> BRIEF:
Copy out all the data, word for word.

> Extracted records:
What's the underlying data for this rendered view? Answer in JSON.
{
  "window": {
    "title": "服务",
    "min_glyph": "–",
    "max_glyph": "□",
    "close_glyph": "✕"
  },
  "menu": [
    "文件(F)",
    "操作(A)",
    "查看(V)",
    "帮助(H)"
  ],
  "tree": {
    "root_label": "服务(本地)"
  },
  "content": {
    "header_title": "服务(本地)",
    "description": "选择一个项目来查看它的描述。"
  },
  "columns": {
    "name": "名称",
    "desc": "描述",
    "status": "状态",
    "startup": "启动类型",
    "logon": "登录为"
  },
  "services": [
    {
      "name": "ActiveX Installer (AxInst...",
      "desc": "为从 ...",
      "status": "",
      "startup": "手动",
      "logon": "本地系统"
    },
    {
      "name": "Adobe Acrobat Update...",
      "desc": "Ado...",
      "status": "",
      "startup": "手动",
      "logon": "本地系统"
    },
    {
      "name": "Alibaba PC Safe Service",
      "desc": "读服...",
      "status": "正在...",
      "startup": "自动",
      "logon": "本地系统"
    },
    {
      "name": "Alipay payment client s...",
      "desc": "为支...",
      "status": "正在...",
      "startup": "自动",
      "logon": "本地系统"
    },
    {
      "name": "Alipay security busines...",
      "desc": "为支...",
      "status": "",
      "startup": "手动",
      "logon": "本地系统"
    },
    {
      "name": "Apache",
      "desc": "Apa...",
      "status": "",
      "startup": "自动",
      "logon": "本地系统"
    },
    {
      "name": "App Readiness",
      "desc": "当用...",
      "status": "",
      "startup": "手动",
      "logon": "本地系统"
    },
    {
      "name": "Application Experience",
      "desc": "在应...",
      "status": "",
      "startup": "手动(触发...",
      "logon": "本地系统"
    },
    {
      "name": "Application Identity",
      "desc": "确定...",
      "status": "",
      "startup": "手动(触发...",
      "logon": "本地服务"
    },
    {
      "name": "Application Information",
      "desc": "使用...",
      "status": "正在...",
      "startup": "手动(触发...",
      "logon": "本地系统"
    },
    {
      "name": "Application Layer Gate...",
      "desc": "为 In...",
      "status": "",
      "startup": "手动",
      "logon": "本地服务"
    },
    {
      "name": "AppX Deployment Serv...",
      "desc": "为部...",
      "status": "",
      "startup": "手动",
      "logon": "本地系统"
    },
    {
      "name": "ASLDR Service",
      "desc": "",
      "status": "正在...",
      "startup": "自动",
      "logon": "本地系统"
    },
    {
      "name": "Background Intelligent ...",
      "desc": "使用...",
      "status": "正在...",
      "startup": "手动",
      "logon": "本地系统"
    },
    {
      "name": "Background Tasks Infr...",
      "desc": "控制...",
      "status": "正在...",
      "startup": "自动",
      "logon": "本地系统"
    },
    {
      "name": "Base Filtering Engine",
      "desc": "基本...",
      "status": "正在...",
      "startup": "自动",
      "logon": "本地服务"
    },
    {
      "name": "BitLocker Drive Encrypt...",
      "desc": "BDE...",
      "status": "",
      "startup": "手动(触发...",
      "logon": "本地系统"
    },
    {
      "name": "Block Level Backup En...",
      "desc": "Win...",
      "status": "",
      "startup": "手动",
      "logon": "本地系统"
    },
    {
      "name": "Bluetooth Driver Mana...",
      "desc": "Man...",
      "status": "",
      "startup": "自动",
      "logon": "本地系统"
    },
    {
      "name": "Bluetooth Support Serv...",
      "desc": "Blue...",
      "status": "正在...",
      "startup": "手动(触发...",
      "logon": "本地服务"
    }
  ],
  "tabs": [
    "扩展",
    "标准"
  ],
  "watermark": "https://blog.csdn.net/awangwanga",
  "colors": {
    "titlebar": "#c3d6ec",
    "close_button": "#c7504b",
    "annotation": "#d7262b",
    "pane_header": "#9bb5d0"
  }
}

> RESPONSE FOR THIS EXERCISE:
What's the underlying data for this rendered view? Answer in JSON.
{
  "window": {
    "title": "服务",
    "min_glyph": "–",
    "max_glyph": "□",
    "close_glyph": "✕"
  },
  "menu": [
    "文件(F)",
    "操作(A)",
    "查看(V)",
    "帮助(H)"
  ],
  "tree": {
    "root_label": "服务(本地)"
  },
  "content": {
    "header_title": "服务(本地)",
    "description": "选择一个项目来查看它的描述。"
  },
  "columns": {
    "name": "名称",
    "desc": "描述",
    "status": "状态",
    "startup": "启动类型",
    "logon": "登录为"
  },
  "services": [
    {
      "name": "ActiveX Installer (AxInst...",
      "desc": "为从 ...",
      "status": "",
      "startup": "手动",
      "logon": "本地系统"
    },
    {
      "name": "Adobe Acrobat Update...",
      "desc": "Ado...",
      "status": "",
      "startup": "手动",
      "logon": "本地系统"
    },
    {
      "name": "Alibaba PC Safe Service",
      "desc": "读服...",
      "status": "正在...",
      "startup": "自动",
      "logon": "本地系统"
    },
    {
      "name": "Alipay payment client s...",
      "desc": "为支...",
      "status": "正在...",
      "startup": "自动",
      "logon": "本地系统"
    },
    {
      "name": "Alipay security busines...",
      "desc": "为支...",
      "status": "",
      "startup": "手动",
      "logon": "本地系统"
    },
    {
      "name": "Apache",
      "desc": "Apa...",
      "status": "",
      "startup": "自动",
      "logon": "本地系统"
    },
    {
      "name": "App Readiness",
      "desc": "当用...",
      "status": "",
      "startup": "手动",
      "logon": "本地系统"
    },
    {
      "name": "Application Experience",
      "desc": "在应...",
      "status": "",
      "startup": "手动(触发...",
      "logon": "本地系统"
    },
    {
      "name": "Application Identity",
      "desc": "确定...",
      "status": "",
      "startup": "手动(触发...",
      "logon": "本地服务"
    },
    {
      "name": "Application Information",
      "desc": "使用...",
      "status": "正在...",
      "startup": "手动(触发...",
      "logon": "本地系统"
    },
    {
      "name": "Application Layer Gate...",
      "desc": "为 In...",
      "status": "",
      "startup": "手动",
      "logon": "本地服务"
    },
    {
      "name": "AppX Deployment Serv...",
      "desc": "为部...",
      "status": "",
      "startup": "手动",
      "logon": "本地系统"
    },
    {
      "name": "ASLDR Service",
      "desc": "",
      "status": "正在...",
      "startup": "自动",
      "logon": "本地系统"
    },
    {
      "name": "Background Intelligent ...",
      "desc": "使用...",
      "status": "正在...",
      "startup": "手动",
      "logon": "本地系统"
    },
    {
      "name": "Background Tasks Infr...",
      "desc": "控制...",
      "status": "正在...",
      "startup": "自动",
      "logon": "本地系统"
    },
    {
      "name": "Base Filtering Engine",
      "desc": "基本...",
      "status": "正在...",
      "startup": "自动",
      "logon": "本地服务"
    },
    {
      "name": "BitLocker Drive Encrypt...",
      "desc": "BDE...",
      "status": "",
      "startup": "手动(触发...",
      "logon": "本地系统"
    },
    {
      "name": "Block Level Backup En...",
      "desc": "Win...",
      "status": "",
      "startup": "手动",
      "logon": "本地系统"
    },
    {
      "name": "Bluetooth Driver Mana...",
      "desc": "Man...",
      "status": "",
      "startup": "自动",
      "logon": "本地系统"
    },
    {
      "name": "Bluetooth Support Serv...",
      "desc": "Blue...",
      "status": "正在...",
      "startup": "手动(触发...",
      "logon": "本地服务"
    }
  ],
  "tabs": [
    "扩展",
    "标准"
  ],
  "watermark": "https://blog.csdn.net/awangwanga",
  "colors": {
    "titlebar": "#c3d6ec",
    "close_button": "#c7504b",
    "annotation": "#d7262b",
    "pane_header": "#9bb5d0"
  }
}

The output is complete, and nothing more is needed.